» Problem to work on:
Some lines in the records below may hold the word "text"; give the number of those lines and nothing else.

» Listed entries:
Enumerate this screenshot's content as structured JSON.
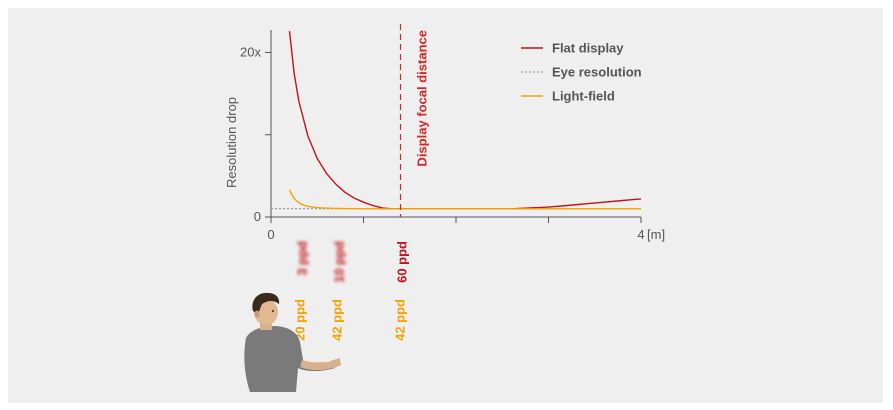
{
  "chart_data": {
    "type": "line",
    "title": "",
    "xlabel": "[m]",
    "ylabel": "Resolution drop",
    "xlim": [
      0,
      4
    ],
    "ylim": [
      0,
      22
    ],
    "x_ticks": [
      0,
      1,
      2,
      3,
      4
    ],
    "x_tick_labels": [
      "0",
      "",
      "",
      "",
      "4"
    ],
    "y_ticks": [
      0,
      10,
      20
    ],
    "y_tick_labels": [
      "0",
      "",
      "20x"
    ],
    "legend_position": "top-right",
    "colors": {
      "flat": "#c4121a",
      "eye": "#888888",
      "lightfield": "#f0a500",
      "focal": "#d62828",
      "ppd_flat": "#c4121a",
      "ppd_lightfield": "#f0a500",
      "panel_bg": "#efefef"
    },
    "series": [
      {
        "name": "Flat display",
        "style": "solid",
        "color": "#c4121a",
        "x": [
          0.2,
          0.25,
          0.3,
          0.4,
          0.5,
          0.6,
          0.7,
          0.8,
          0.9,
          1.0,
          1.1,
          1.2,
          1.3,
          1.4,
          1.6,
          1.8,
          2.0,
          2.2,
          2.4,
          2.6,
          2.8,
          3.0,
          3.2,
          3.4,
          3.6,
          3.8,
          4.0
        ],
        "y": [
          22.6,
          17.5,
          14.1,
          9.8,
          7.1,
          5.3,
          4.0,
          3.0,
          2.3,
          1.8,
          1.4,
          1.1,
          1.0,
          1.0,
          1.0,
          1.0,
          1.0,
          1.0,
          1.0,
          1.0,
          1.1,
          1.2,
          1.4,
          1.6,
          1.8,
          2.0,
          2.2
        ]
      },
      {
        "name": "Eye resolution",
        "style": "dotted",
        "color": "#888888",
        "x": [
          0.0,
          4.0
        ],
        "y": [
          1.0,
          1.0
        ]
      },
      {
        "name": "Light-field",
        "style": "solid",
        "color": "#f0a500",
        "x": [
          0.2,
          0.23,
          0.27,
          0.32,
          0.38,
          0.45,
          0.55,
          0.7,
          1.0,
          1.5,
          2.0,
          2.5,
          3.0,
          3.5,
          4.0
        ],
        "y": [
          3.3,
          2.6,
          2.0,
          1.6,
          1.35,
          1.2,
          1.1,
          1.05,
          1.0,
          1.0,
          1.0,
          1.0,
          1.0,
          1.0,
          1.0
        ]
      }
    ],
    "focal_line": {
      "x": 1.4,
      "label": "Display focal distance"
    },
    "ppd_labels": [
      {
        "x": 0.32,
        "text": "3 ppd",
        "color": "#c4121a",
        "row": "top",
        "blurred": true
      },
      {
        "x": 0.32,
        "text": "20 ppd",
        "color": "#f0a500",
        "row": "bottom",
        "blurred": false
      },
      {
        "x": 0.72,
        "text": "10 ppd",
        "color": "#c4121a",
        "row": "top",
        "blurred": true
      },
      {
        "x": 0.72,
        "text": "42 ppd",
        "color": "#f0a500",
        "row": "bottom",
        "blurred": false
      },
      {
        "x": 1.4,
        "text": "60 ppd",
        "color": "#c4121a",
        "row": "top",
        "blurred": false
      },
      {
        "x": 1.4,
        "text": "42 ppd",
        "color": "#f0a500",
        "row": "bottom",
        "blurred": false
      }
    ]
  }
}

» Solution to the problem:
6